EXERCISE DIRECTIONS
Write out all the entries word for word, but skip any images.

THE DATA
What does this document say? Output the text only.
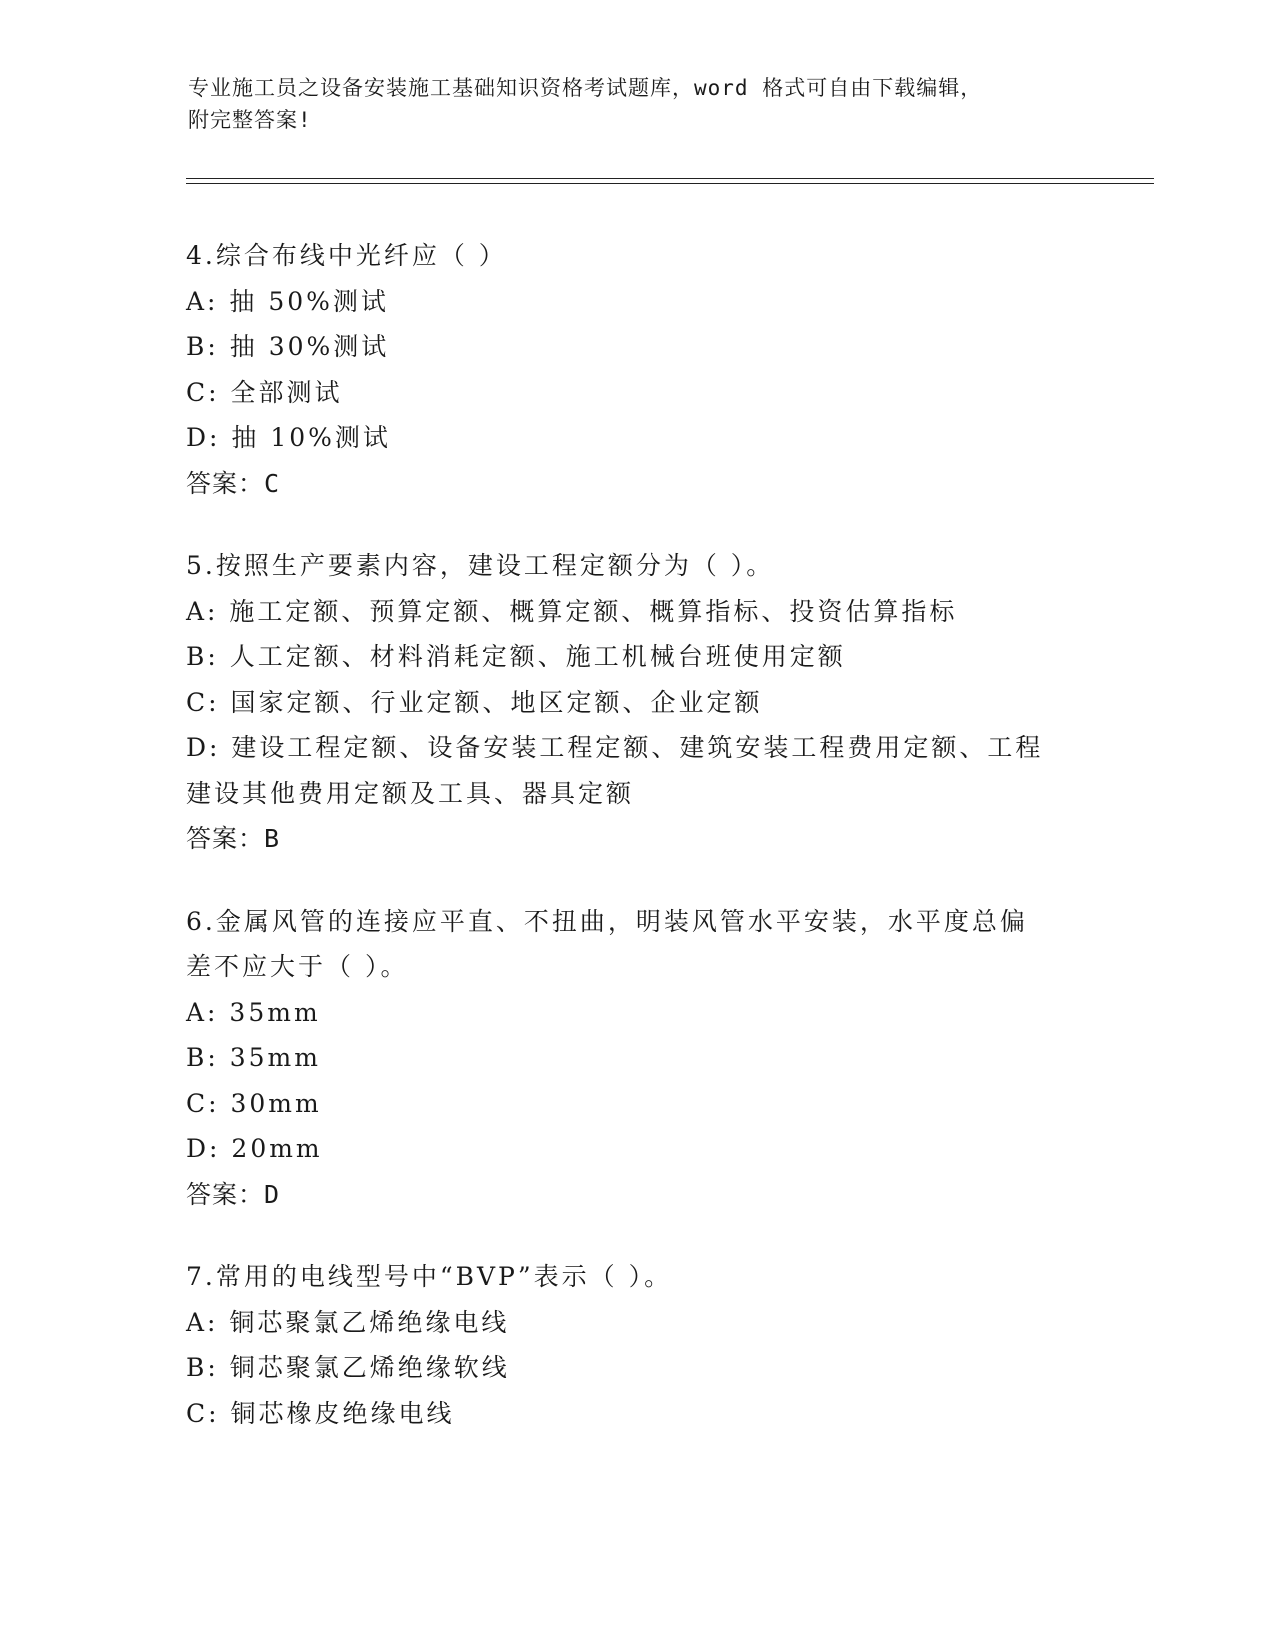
专业施工员之设备安装施工基础知识资格考试题库，word 格式可自由下载编辑，
附完整答案!
4.综合布线中光纤应（ ）
A: 抽 50%测试
B: 抽 30%测试
C: 全部测试
D: 抽 10%测试
答案：C
5.按照生产要素内容，建设工程定额分为（ ）。
A: 施工定额、预算定额、概算定额、概算指标、投资估算指标
B: 人工定额、材料消耗定额、施工机械台班使用定额
C: 国家定额、行业定额、地区定额、企业定额
D: 建设工程定额、设备安装工程定额、建筑安装工程费用定额、工程
建设其他费用定额及工具、器具定额
答案：B
6.金属风管的连接应平直、不扭曲，明装风管水平安装，水平度总偏
差不应大于（ ）。
A: 35mm
B: 35mm
C: 30mm
D: 20mm
答案：D
7.常用的电线型号中“BVP”表示（ ）。
A: 铜芯聚氯乙烯绝缘电线
B: 铜芯聚氯乙烯绝缘软线
C: 铜芯橡皮绝缘电线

RESPONSE BELOW
What does this document say? Output the text only.
专业施工员之设备安装施工基础知识资格考试题库，word 格式可自由下载编辑，
附完整答案!
4.综合布线中光纤应（ ）
A: 抽 50%测试
B: 抽 30%测试
C: 全部测试
D: 抽 10%测试
答案：C
5.按照生产要素内容，建设工程定额分为（ ）。
A: 施工定额、预算定额、概算定额、概算指标、投资估算指标
B: 人工定额、材料消耗定额、施工机械台班使用定额
C: 国家定额、行业定额、地区定额、企业定额
D: 建设工程定额、设备安装工程定额、建筑安装工程费用定额、工程
建设其他费用定额及工具、器具定额
答案：B
6.金属风管的连接应平直、不扭曲，明装风管水平安装，水平度总偏
差不应大于（ ）。
A: 35mm
B: 35mm
C: 30mm
D: 20mm
答案：D
7.常用的电线型号中“BVP”表示（ ）。
A: 铜芯聚氯乙烯绝缘电线
B: 铜芯聚氯乙烯绝缘软线
C: 铜芯橡皮绝缘电线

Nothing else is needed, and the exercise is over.